- THE EXERCISE
Make an exact copy of the entries, and keep any pictures out of it.

(Dataset rows about figures)
START

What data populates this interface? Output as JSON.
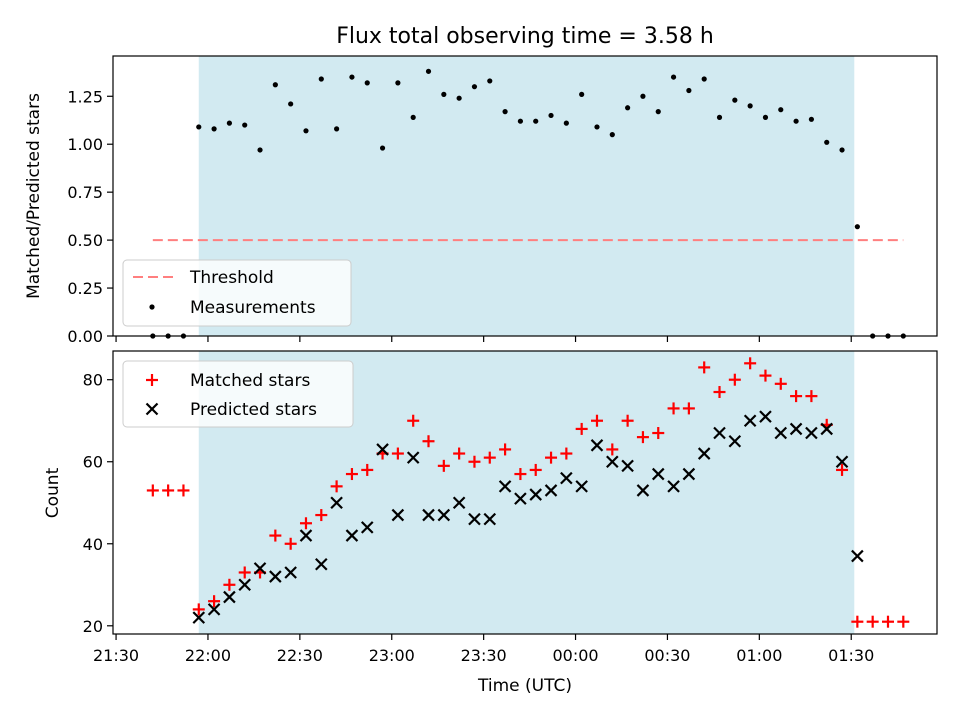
{
  "chart_data": [
    {
      "type": "scatter",
      "title": "Flux total observing time = 3.58 h",
      "xlabel": "",
      "ylabel": "Matched/Predicted stars",
      "ylim": [
        0,
        1.46
      ],
      "yticks": [
        "0.00",
        "0.25",
        "0.50",
        "0.75",
        "1.00",
        "1.25"
      ],
      "yticks_values": [
        0,
        0.25,
        0.5,
        0.75,
        1.0,
        1.25
      ],
      "shaded_region": {
        "x_start": "21:57",
        "x_end": "01:31",
        "color": "#add8e6"
      },
      "threshold": {
        "name": "Threshold",
        "value": 0.5,
        "x_start": "21:42",
        "x_end": "01:47",
        "color": "#ff7f7f"
      },
      "legend": {
        "position": "lower-left",
        "entries": [
          "Threshold",
          "Measurements"
        ]
      },
      "series": [
        {
          "name": "Measurements",
          "marker": "dot",
          "color": "#000000",
          "x": [
            "21:42",
            "21:47",
            "21:52",
            "21:57",
            "22:02",
            "22:07",
            "22:12",
            "22:17",
            "22:22",
            "22:27",
            "22:32",
            "22:37",
            "22:42",
            "22:47",
            "22:52",
            "22:57",
            "23:02",
            "23:07",
            "23:12",
            "23:17",
            "23:22",
            "23:27",
            "23:32",
            "23:37",
            "23:42",
            "23:47",
            "23:52",
            "23:57",
            "00:02",
            "00:07",
            "00:12",
            "00:17",
            "00:22",
            "00:27",
            "00:32",
            "00:37",
            "00:42",
            "00:47",
            "00:52",
            "00:57",
            "01:02",
            "01:07",
            "01:12",
            "01:17",
            "01:22",
            "01:27",
            "01:32",
            "01:37",
            "01:42",
            "01:47"
          ],
          "values": [
            0,
            0,
            0,
            1.09,
            1.08,
            1.11,
            1.1,
            0.97,
            1.31,
            1.21,
            1.07,
            1.34,
            1.08,
            1.35,
            1.32,
            0.98,
            1.32,
            1.14,
            1.38,
            1.26,
            1.24,
            1.3,
            1.33,
            1.17,
            1.12,
            1.12,
            1.15,
            1.11,
            1.26,
            1.09,
            1.05,
            1.19,
            1.25,
            1.17,
            1.35,
            1.28,
            1.34,
            1.14,
            1.23,
            1.2,
            1.14,
            1.18,
            1.12,
            1.13,
            1.01,
            0.97,
            0.57,
            0,
            0,
            0
          ]
        }
      ]
    },
    {
      "type": "scatter",
      "title": "",
      "xlabel": "Time (UTC)",
      "ylabel": "Count",
      "ylim": [
        18,
        87
      ],
      "yticks": [
        "20",
        "40",
        "60",
        "80"
      ],
      "yticks_values": [
        20,
        40,
        60,
        80
      ],
      "xticks": [
        "21:30",
        "22:00",
        "22:30",
        "23:00",
        "23:30",
        "00:00",
        "00:30",
        "01:00",
        "01:30"
      ],
      "xlim": [
        "21:29",
        "01:58"
      ],
      "shaded_region": {
        "x_start": "21:57",
        "x_end": "01:31",
        "color": "#add8e6"
      },
      "legend": {
        "position": "top-left",
        "entries": [
          "Matched stars",
          "Predicted stars"
        ]
      },
      "series": [
        {
          "name": "Matched stars",
          "marker": "plus",
          "color": "#ff0000",
          "x": [
            "21:42",
            "21:47",
            "21:52",
            "21:57",
            "22:02",
            "22:07",
            "22:12",
            "22:17",
            "22:22",
            "22:27",
            "22:32",
            "22:37",
            "22:42",
            "22:47",
            "22:52",
            "22:57",
            "23:02",
            "23:07",
            "23:12",
            "23:17",
            "23:22",
            "23:27",
            "23:32",
            "23:37",
            "23:42",
            "23:47",
            "23:52",
            "23:57",
            "00:02",
            "00:07",
            "00:12",
            "00:17",
            "00:22",
            "00:27",
            "00:32",
            "00:37",
            "00:42",
            "00:47",
            "00:52",
            "00:57",
            "01:02",
            "01:07",
            "01:12",
            "01:17",
            "01:22",
            "01:27",
            "01:32",
            "01:37",
            "01:42",
            "01:47"
          ],
          "values": [
            53,
            53,
            53,
            24,
            26,
            30,
            33,
            33,
            42,
            40,
            45,
            47,
            54,
            57,
            58,
            62,
            62,
            70,
            65,
            59,
            62,
            60,
            61,
            63,
            57,
            58,
            61,
            62,
            68,
            70,
            63,
            70,
            66,
            67,
            73,
            73,
            83,
            77,
            80,
            84,
            81,
            79,
            76,
            76,
            69,
            58,
            21,
            21,
            21,
            21
          ]
        },
        {
          "name": "Predicted stars",
          "marker": "x",
          "color": "#000000",
          "x": [
            "21:57",
            "22:02",
            "22:07",
            "22:12",
            "22:17",
            "22:22",
            "22:27",
            "22:32",
            "22:37",
            "22:42",
            "22:47",
            "22:52",
            "22:57",
            "23:02",
            "23:07",
            "23:12",
            "23:17",
            "23:22",
            "23:27",
            "23:32",
            "23:37",
            "23:42",
            "23:47",
            "23:52",
            "23:57",
            "00:02",
            "00:07",
            "00:12",
            "00:17",
            "00:22",
            "00:27",
            "00:32",
            "00:37",
            "00:42",
            "00:47",
            "00:52",
            "00:57",
            "01:02",
            "01:07",
            "01:12",
            "01:17",
            "01:22",
            "01:27",
            "01:32"
          ],
          "values": [
            22,
            24,
            27,
            30,
            34,
            32,
            33,
            42,
            35,
            50,
            42,
            44,
            63,
            47,
            61,
            47,
            47,
            50,
            46,
            46,
            54,
            51,
            52,
            53,
            56,
            54,
            64,
            60,
            59,
            53,
            57,
            54,
            57,
            62,
            67,
            65,
            70,
            71,
            67,
            68,
            67,
            68,
            60,
            37
          ]
        }
      ]
    }
  ]
}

END

- TASK RESULT
What data populates this interface? Output as JSON.
{
  "chart_data": [
    {
      "type": "scatter",
      "title": "Flux total observing time = 3.58 h",
      "xlabel": "",
      "ylabel": "Matched/Predicted stars",
      "ylim": [
        0,
        1.46
      ],
      "yticks": [
        "0.00",
        "0.25",
        "0.50",
        "0.75",
        "1.00",
        "1.25"
      ],
      "yticks_values": [
        0,
        0.25,
        0.5,
        0.75,
        1.0,
        1.25
      ],
      "shaded_region": {
        "x_start": "21:57",
        "x_end": "01:31",
        "color": "#add8e6"
      },
      "threshold": {
        "name": "Threshold",
        "value": 0.5,
        "x_start": "21:42",
        "x_end": "01:47",
        "color": "#ff7f7f"
      },
      "legend": {
        "position": "lower-left",
        "entries": [
          "Threshold",
          "Measurements"
        ]
      },
      "series": [
        {
          "name": "Measurements",
          "marker": "dot",
          "color": "#000000",
          "x": [
            "21:42",
            "21:47",
            "21:52",
            "21:57",
            "22:02",
            "22:07",
            "22:12",
            "22:17",
            "22:22",
            "22:27",
            "22:32",
            "22:37",
            "22:42",
            "22:47",
            "22:52",
            "22:57",
            "23:02",
            "23:07",
            "23:12",
            "23:17",
            "23:22",
            "23:27",
            "23:32",
            "23:37",
            "23:42",
            "23:47",
            "23:52",
            "23:57",
            "00:02",
            "00:07",
            "00:12",
            "00:17",
            "00:22",
            "00:27",
            "00:32",
            "00:37",
            "00:42",
            "00:47",
            "00:52",
            "00:57",
            "01:02",
            "01:07",
            "01:12",
            "01:17",
            "01:22",
            "01:27",
            "01:32",
            "01:37",
            "01:42",
            "01:47"
          ],
          "values": [
            0,
            0,
            0,
            1.09,
            1.08,
            1.11,
            1.1,
            0.97,
            1.31,
            1.21,
            1.07,
            1.34,
            1.08,
            1.35,
            1.32,
            0.98,
            1.32,
            1.14,
            1.38,
            1.26,
            1.24,
            1.3,
            1.33,
            1.17,
            1.12,
            1.12,
            1.15,
            1.11,
            1.26,
            1.09,
            1.05,
            1.19,
            1.25,
            1.17,
            1.35,
            1.28,
            1.34,
            1.14,
            1.23,
            1.2,
            1.14,
            1.18,
            1.12,
            1.13,
            1.01,
            0.97,
            0.57,
            0,
            0,
            0
          ]
        }
      ]
    },
    {
      "type": "scatter",
      "title": "",
      "xlabel": "Time (UTC)",
      "ylabel": "Count",
      "ylim": [
        18,
        87
      ],
      "yticks": [
        "20",
        "40",
        "60",
        "80"
      ],
      "yticks_values": [
        20,
        40,
        60,
        80
      ],
      "xticks": [
        "21:30",
        "22:00",
        "22:30",
        "23:00",
        "23:30",
        "00:00",
        "00:30",
        "01:00",
        "01:30"
      ],
      "xlim": [
        "21:29",
        "01:58"
      ],
      "shaded_region": {
        "x_start": "21:57",
        "x_end": "01:31",
        "color": "#add8e6"
      },
      "legend": {
        "position": "top-left",
        "entries": [
          "Matched stars",
          "Predicted stars"
        ]
      },
      "series": [
        {
          "name": "Matched stars",
          "marker": "plus",
          "color": "#ff0000",
          "x": [
            "21:42",
            "21:47",
            "21:52",
            "21:57",
            "22:02",
            "22:07",
            "22:12",
            "22:17",
            "22:22",
            "22:27",
            "22:32",
            "22:37",
            "22:42",
            "22:47",
            "22:52",
            "22:57",
            "23:02",
            "23:07",
            "23:12",
            "23:17",
            "23:22",
            "23:27",
            "23:32",
            "23:37",
            "23:42",
            "23:47",
            "23:52",
            "23:57",
            "00:02",
            "00:07",
            "00:12",
            "00:17",
            "00:22",
            "00:27",
            "00:32",
            "00:37",
            "00:42",
            "00:47",
            "00:52",
            "00:57",
            "01:02",
            "01:07",
            "01:12",
            "01:17",
            "01:22",
            "01:27",
            "01:32",
            "01:37",
            "01:42",
            "01:47"
          ],
          "values": [
            53,
            53,
            53,
            24,
            26,
            30,
            33,
            33,
            42,
            40,
            45,
            47,
            54,
            57,
            58,
            62,
            62,
            70,
            65,
            59,
            62,
            60,
            61,
            63,
            57,
            58,
            61,
            62,
            68,
            70,
            63,
            70,
            66,
            67,
            73,
            73,
            83,
            77,
            80,
            84,
            81,
            79,
            76,
            76,
            69,
            58,
            21,
            21,
            21,
            21
          ]
        },
        {
          "name": "Predicted stars",
          "marker": "x",
          "color": "#000000",
          "x": [
            "21:57",
            "22:02",
            "22:07",
            "22:12",
            "22:17",
            "22:22",
            "22:27",
            "22:32",
            "22:37",
            "22:42",
            "22:47",
            "22:52",
            "22:57",
            "23:02",
            "23:07",
            "23:12",
            "23:17",
            "23:22",
            "23:27",
            "23:32",
            "23:37",
            "23:42",
            "23:47",
            "23:52",
            "23:57",
            "00:02",
            "00:07",
            "00:12",
            "00:17",
            "00:22",
            "00:27",
            "00:32",
            "00:37",
            "00:42",
            "00:47",
            "00:52",
            "00:57",
            "01:02",
            "01:07",
            "01:12",
            "01:17",
            "01:22",
            "01:27",
            "01:32"
          ],
          "values": [
            22,
            24,
            27,
            30,
            34,
            32,
            33,
            42,
            35,
            50,
            42,
            44,
            63,
            47,
            61,
            47,
            47,
            50,
            46,
            46,
            54,
            51,
            52,
            53,
            56,
            54,
            64,
            60,
            59,
            53,
            57,
            54,
            57,
            62,
            67,
            65,
            70,
            71,
            67,
            68,
            67,
            68,
            60,
            37
          ]
        }
      ]
    }
  ]
}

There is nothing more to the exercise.